▶ WHAT IS NEEDED
Among the lines below, count those containing the word "with". Give the number only.

▶ AVAILABLE DATA
┄┄┄┄┄┄┄┄┄┄

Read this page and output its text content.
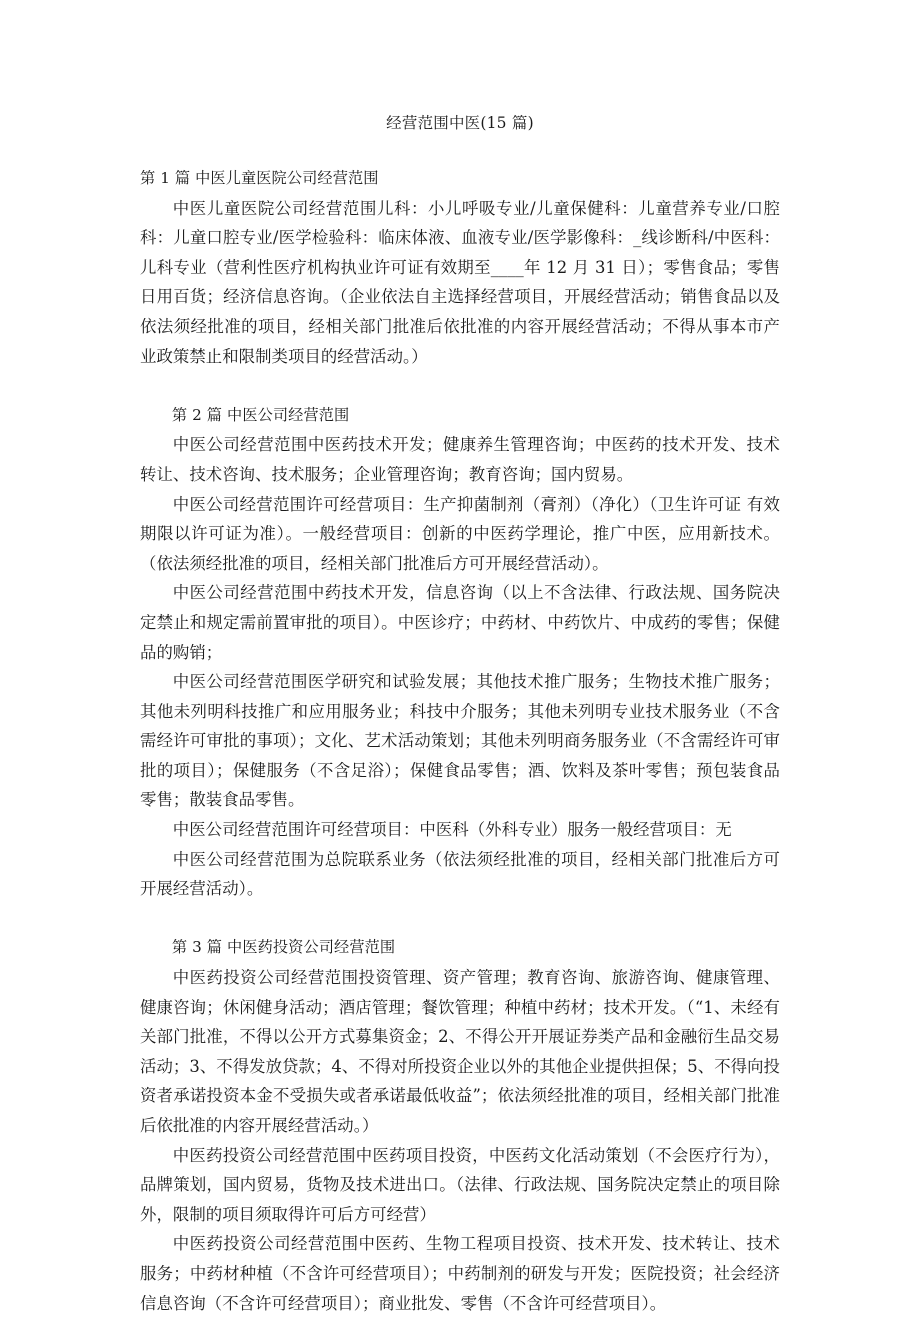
经营范围中医(15 篇)

第 1 篇 中医儿童医院公司经营范围

中医儿童医院公司经营范围儿科：小儿呼吸专业/儿童保健科：儿童营养专业/口腔科：儿童口腔专业/医学检验科：临床体液、血液专业/医学影像科：_线诊断科/中医科：儿科专业（营利性医疗机构执业许可证有效期至____年 12 月 31 日）；零售食品；零售日用百货；经济信息咨询。（企业依法自主选择经营项目，开展经营活动；销售食品以及依法须经批准的项目，经相关部门批准后依批准的内容开展经营活动；不得从事本市产业政策禁止和限制类项目的经营活动。）

第 2 篇 中医公司经营范围

中医公司经营范围中医药技术开发；健康养生管理咨询；中医药的技术开发、技术转让、技术咨询、技术服务；企业管理咨询；教育咨询；国内贸易。

中医公司经营范围许可经营项目：生产抑菌制剂（膏剂）（净化）（卫生许可证 有效期限以许可证为准）。一般经营项目：创新的中医药学理论，推广中医，应用新技术。（依法须经批准的项目，经相关部门批准后方可开展经营活动）。

中医公司经营范围中药技术开发，信息咨询（以上不含法律、行政法规、国务院决定禁止和规定需前置审批的项目）。中医诊疗；中药材、中药饮片、中成药的零售；保健品的购销；

中医公司经营范围医学研究和试验发展；其他技术推广服务；生物技术推广服务；其他未列明科技推广和应用服务业；科技中介服务；其他未列明专业技术服务业（不含需经许可审批的事项）；文化、艺术活动策划；其他未列明商务服务业（不含需经许可审批的项目）；保健服务（不含足浴）；保健食品零售；酒、饮料及茶叶零售；预包装食品零售；散装食品零售。

中医公司经营范围许可经营项目：中医科（外科专业）服务一般经营项目：无

中医公司经营范围为总院联系业务（依法须经批准的项目，经相关部门批准后方可开展经营活动）。

第 3 篇 中医药投资公司经营范围

中医药投资公司经营范围投资管理、资产管理；教育咨询、旅游咨询、健康管理、健康咨询；休闲健身活动；酒店管理；餐饮管理；种植中药材；技术开发。（“1、未经有关部门批准，不得以公开方式募集资金；2、不得公开开展证券类产品和金融衍生品交易活动；3、不得发放贷款；4、不得对所投资企业以外的其他企业提供担保；5、不得向投资者承诺投资本金不受损失或者承诺最低收益”；依法须经批准的项目，经相关部门批准后依批准的内容开展经营活动。）

中医药投资公司经营范围中医药项目投资，中医药文化活动策划（不会医疗行为），品牌策划，国内贸易，货物及技术进出口。（法律、行政法规、国务院决定禁止的项目除外，限制的项目须取得许可后方可经营）

中医药投资公司经营范围中医药、生物工程项目投资、技术开发、技术转让、技术服务；中药材种植（不含许可经营项目）；中药制剂的研发与开发；医院投资；社会经济信息咨询（不含许可经营项目）；商业批发、零售（不含许可经营项目）。
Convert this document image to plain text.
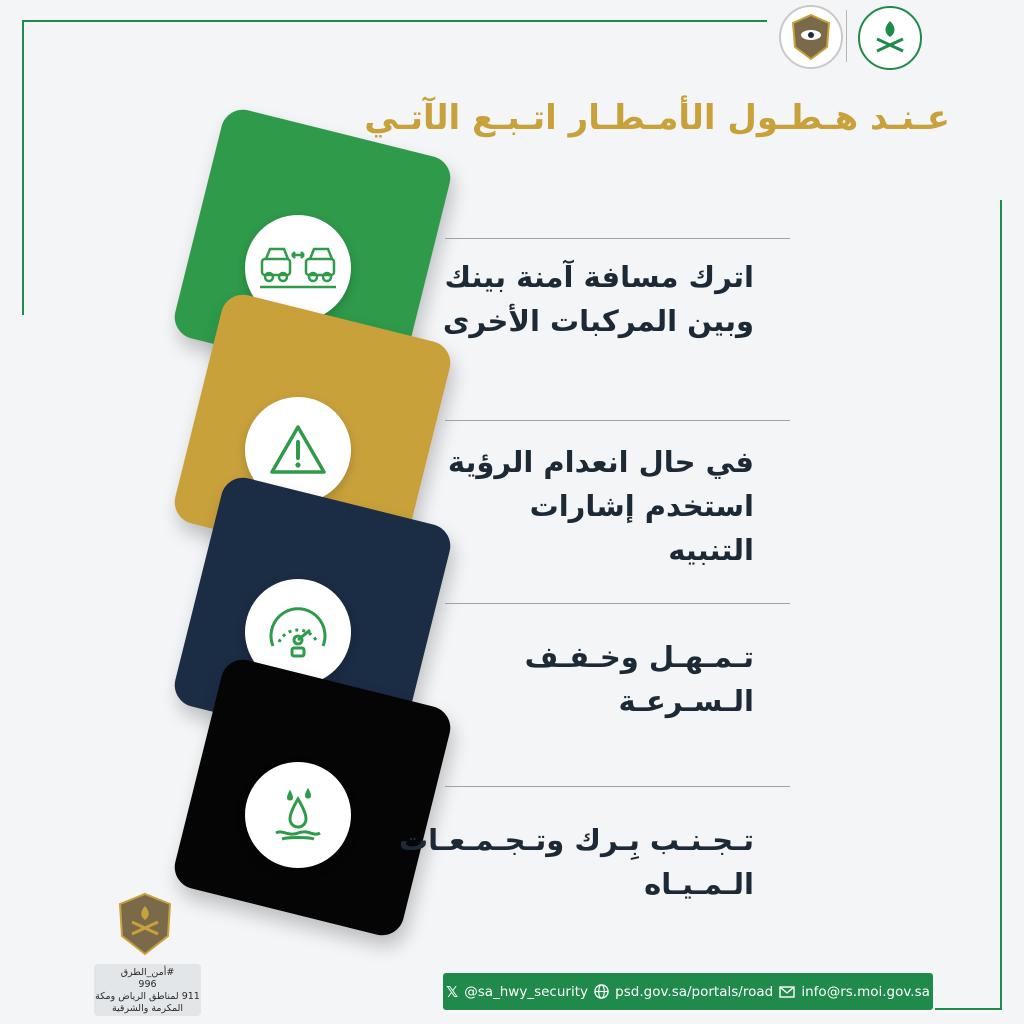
عـنـد هـطـول الأمـطـار اتـبـع الآتـي
اترك مسافة آمنة بينك
وبين المركبات الأخرى
في حال انعدام الرؤية
استخدم إشارات التنبيه
تـمـهـل وخـفـف الـسـرعـة
تـجـنـب بِـرك وتـجـمـعـات الـمـيـاه
#أمن_الطرق
996
911 لمناطق الرياض ومكة
المكرمة والشرقية
𝕏 @sa_hwy_security psd.gov.sa/portals/road info@rs.moi.gov.sa
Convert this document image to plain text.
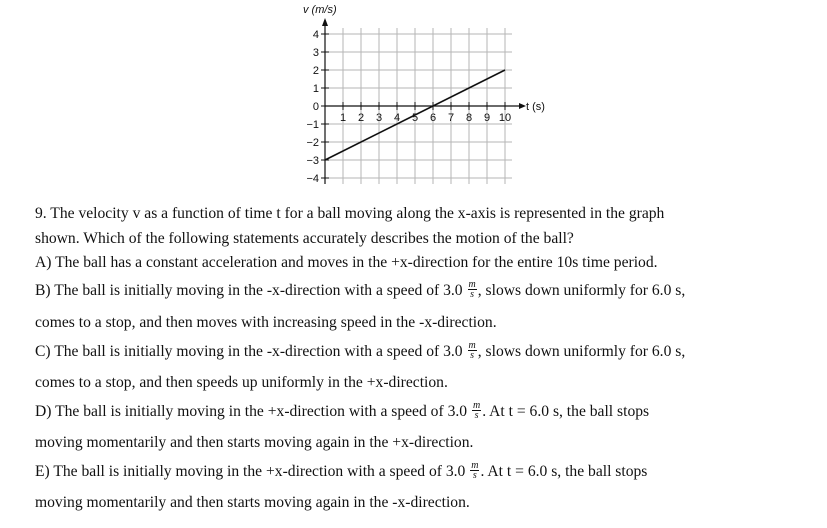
4
3
2
1
0
−1
−2
−3
−4
1 2 3 4 5 6 7 8 9 10
v (m/s)
t (s)
9. The velocity v as a function of time t for a ball moving along the x-axis is represented in the graph
shown. Which of the following statements accurately describes the motion of the ball?
A) The ball has a constant acceleration and moves in the +x-direction for the entire 10s time period.
B) The ball is initially moving in the -x-direction with a speed of $3.0 \frac{m}{s}$ , slows down uniformly for 6.0 s,
comes to a stop, and then moves with increasing speed in the -x-direction.
C) The ball is initially moving in the -x-direction with a speed of $3.0 \frac{m}{s}$ , slows down uniformly for 6.0 s,
comes to a stop, and then speeds up uniformly in the +x-direction.
D) The ball is initially moving in the +x-direction with a speed of $3.0 \frac{m}{s}$ . At t = 6.0 s, the ball stops
moving momentarily and then starts moving again in the +x-direction.
E) The ball is initially moving in the +x-direction with a speed of $3.0 \frac{m}{s}$ . At t = 6.0 s, the ball stops
moving momentarily and then starts moving again in the -x-direction.
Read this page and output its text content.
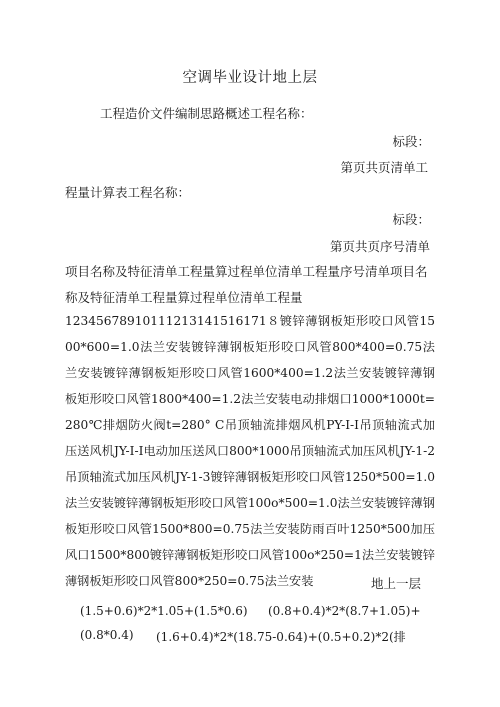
空调毕业设计地上层
工程造价文件编制思路概述工程名称：
标段：
第页共页清单工
程量计算表工程名称：
标段：
第页共页序号清单
项目名称及特征清单工程量算过程单位清单工程量序号清单项目名
称及特征清单工程量算过程单位清单工程量
12345678910111213141516171８镀锌薄钢板矩形咬口风管1500*600=1.0法兰安装镀锌薄钢板矩形咬口风管800*400=0.75法兰安装镀锌薄钢板矩形咬口风管1600*400=1.2法兰安装镀锌薄钢板矩形咬口风管1800*400=1.2法兰安装电动排烟口1000*1000t=280℃排烟防火阀t=280° C吊顶轴流排烟风机PY-I-I吊顶轴流式加压送风机JY-I-I电动加压送风口800*1000吊顶轴流式加压风机JY-1-2吊顶轴流式加压风机JY-1-3镀锌薄钢板矩形咬口风管1250*500=1.0法兰安装镀锌薄钢板矩形咬口风管100o*500=1.0法兰安装镀锌薄钢板矩形咬口风管1500*800=0.75法兰安装防雨百叶1250*500加压风口1500*800镀锌薄钢板矩形咬口风管100o*250=1法兰安装镀锌薄钢板矩形咬口风管800*250=0.75法兰安装	地上一层
(1.5+0.6)*2*1.05+(1.5*0.6) (0.8+0.4)*2*(8.7+1.05)+
(0.8*0.4) (1.6+0.4)*2*(18.75-0.64)+(0.5+0.2)*2(排
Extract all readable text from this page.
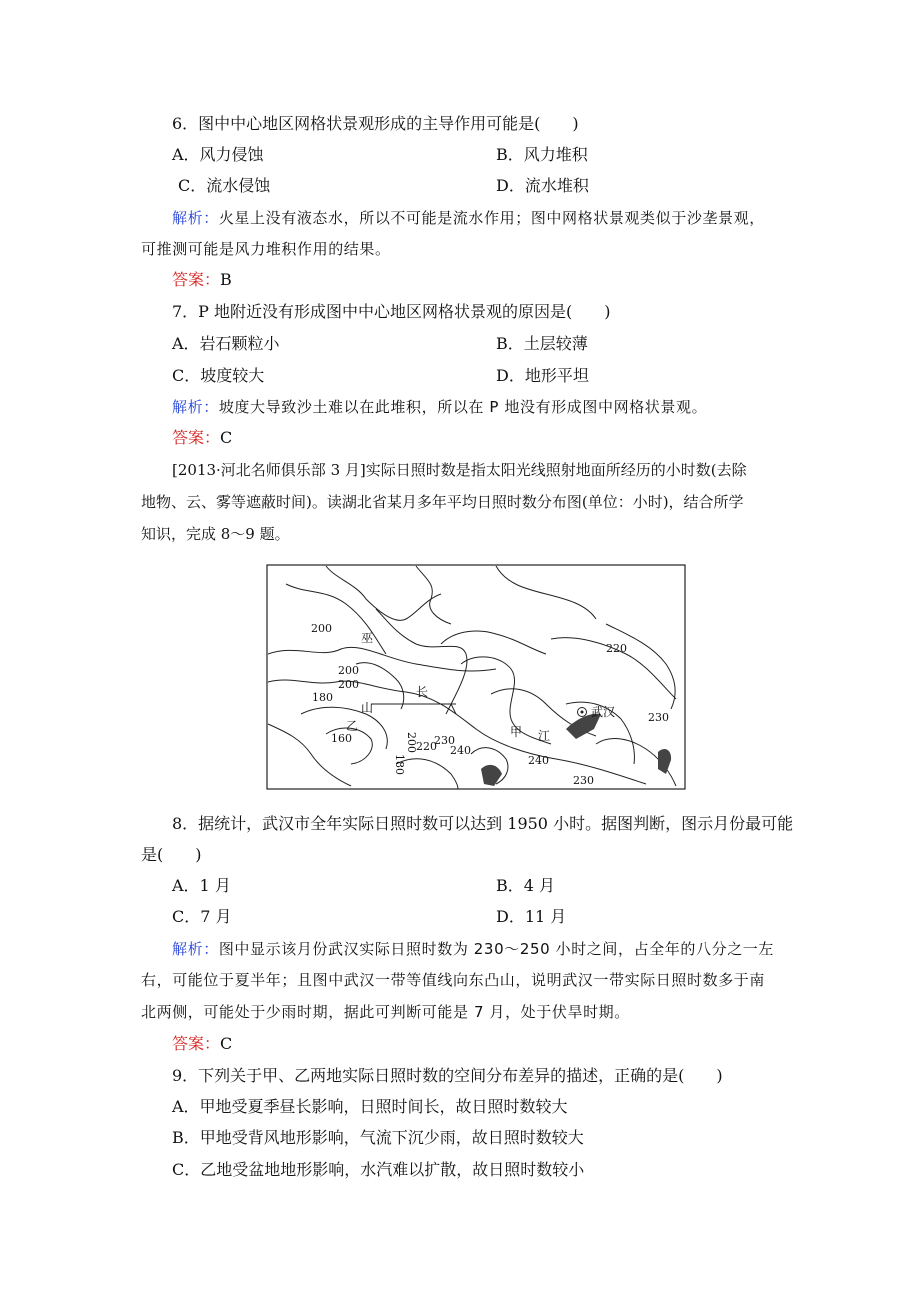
6．图中中心地区网格状景观形成的主导作用可能是(　　)
A．风力侵蚀	B．风力堆积
C．流水侵蚀	D．流水堆积
解析：火星上没有液态水，所以不可能是流水作用；图中网格状景观类似于沙垄景观，
可推测可能是风力堆积作用的结果。
答案：B
7．P 地附近没有形成图中中心地区网格状景观的原因是(　　)
A．岩石颗粒小	B．土层较薄
C．坡度较大	D．地形平坦
解析：坡度大导致沙土难以在此堆积，所以在 P 地没有形成图中网格状景观。
答案：C
[2013·河北名师俱乐部 3 月]实际日照时数是指太阳光线照射地面所经历的小时数(去除
地物、云、雾等遮蔽时间)。读湖北省某月多年平均日照时数分布图(单位：小时)，结合所学
知识，完成 8～9 题。
200
200
200
180
160
220
220
230
230
230
240
240
180
200
巫
长
山
乙	甲 江
武汉
8．据统计，武汉市全年实际日照时数可以达到 1950 小时。据图判断，图示月份最可能
是(　　)
A．1 月	B．4 月
C．7 月	D．11 月
解析：图中显示该月份武汉实际日照时数为 230～250 小时之间，占全年的八分之一左
右，可能位于夏半年；且图中武汉一带等值线向东凸山，说明武汉一带实际日照时数多于南
北两侧，可能处于少雨时期，据此可判断可能是 7 月，处于伏旱时期。
答案：C
9．下列关于甲、乙两地实际日照时数的空间分布差异的描述，正确的是(　　)
A．甲地受夏季昼长影响，日照时间长，故日照时数较大
B．甲地受背风地形影响，气流下沉少雨，故日照时数较大
C．乙地受盆地地形影响，水汽难以扩散，故日照时数较小
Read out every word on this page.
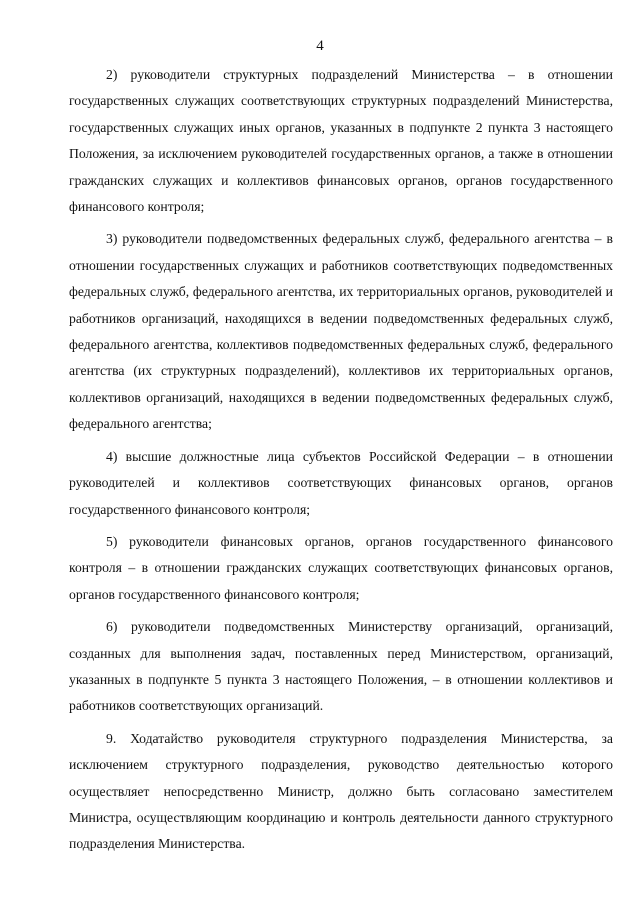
4

2) руководители структурных подразделений Министерства – в отношении государственных служащих соответствующих структурных подразделений Министерства, государственных служащих иных органов, указанных в подпункте 2 пункта 3 настоящего Положения, за исключением руководителей государственных органов, а также в отношении гражданских служащих и коллективов финансовых органов, органов государственного финансового контроля;

3) руководители подведомственных федеральных служб, федерального агентства – в отношении государственных служащих и работников соответствующих подведомственных федеральных служб, федерального агентства, их территориальных органов, руководителей и работников организаций, находящихся в ведении подведомственных федеральных служб, федерального агентства, коллективов подведомственных федеральных служб, федерального агентства (их структурных подразделений), коллективов их территориальных органов, коллективов организаций, находящихся в ведении подведомственных федеральных служб, федерального агентства;

4) высшие должностные лица субъектов Российской Федерации – в отношении руководителей и коллективов соответствующих финансовых органов, органов государственного финансового контроля;

5) руководители финансовых органов, органов государственного финансового контроля – в отношении гражданских служащих соответствующих финансовых органов, органов государственного финансового контроля;

6) руководители подведомственных Министерству организаций, организаций, созданных для выполнения задач, поставленных перед Министерством, организаций, указанных в подпункте 5 пункта 3 настоящего Положения, – в отношении коллективов и работников соответствующих организаций.

9. Ходатайство руководителя структурного подразделения Министерства, за исключением структурного подразделения, руководство деятельностью которого осуществляет непосредственно Министр, должно быть согласовано заместителем Министра, осуществляющим координацию и контроль деятельности данного структурного подразделения Министерства.
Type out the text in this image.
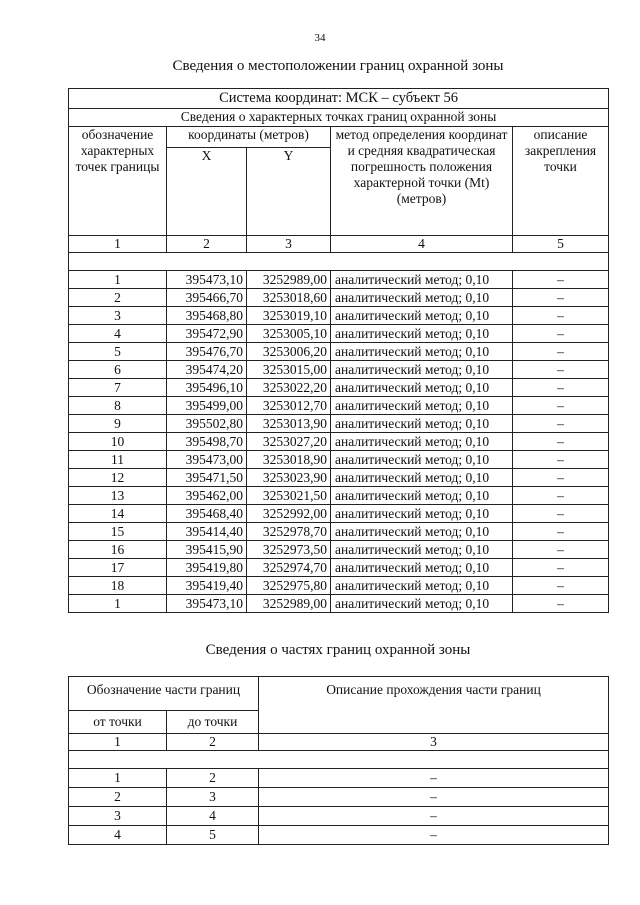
34
Сведения о местоположении границ охранной зоны
Система координат: МСК – субъект 56				
Сведения о характерных точках границ охранной зоны				
обозначение характерных точек границы	координаты (метров)		метод определения координат и средняя квадратическая погрешность положения характерной точки (Mt) (метров)	описание закрепления точки
	X	Y		
1	2	3	4	5

1	395473,10	3252989,00	аналитический метод; 0,10	–
2	395466,70	3253018,60	аналитический метод; 0,10	–
3	395468,80	3253019,10	аналитический метод; 0,10	–
4	395472,90	3253005,10	аналитический метод; 0,10	–
5	395476,70	3253006,20	аналитический метод; 0,10	–
6	395474,20	3253015,00	аналитический метод; 0,10	–
7	395496,10	3253022,20	аналитический метод; 0,10	–
8	395499,00	3253012,70	аналитический метод; 0,10	–
9	395502,80	3253013,90	аналитический метод; 0,10	–
10	395498,70	3253027,20	аналитический метод; 0,10	–
11	395473,00	3253018,90	аналитический метод; 0,10	–
12	395471,50	3253023,90	аналитический метод; 0,10	–
13	395462,00	3253021,50	аналитический метод; 0,10	–
14	395468,40	3252992,00	аналитический метод; 0,10	–
15	395414,40	3252978,70	аналитический метод; 0,10	–
16	395415,90	3252973,50	аналитический метод; 0,10	–
17	395419,80	3252974,70	аналитический метод; 0,10	–
18	395419,40	3252975,80	аналитический метод; 0,10	–
1	395473,10	3252989,00	аналитический метод; 0,10	–
Сведения о частях границ охранной зоны
Обозначение части границ		Описание прохождения части границ
от точки	до точки	
1	2	3

1	2	–
2	3	–
3	4	–
4	5	–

┄┄┄┄┄┄┄┄┄┄

▶ ANSWER TO THE TASK
5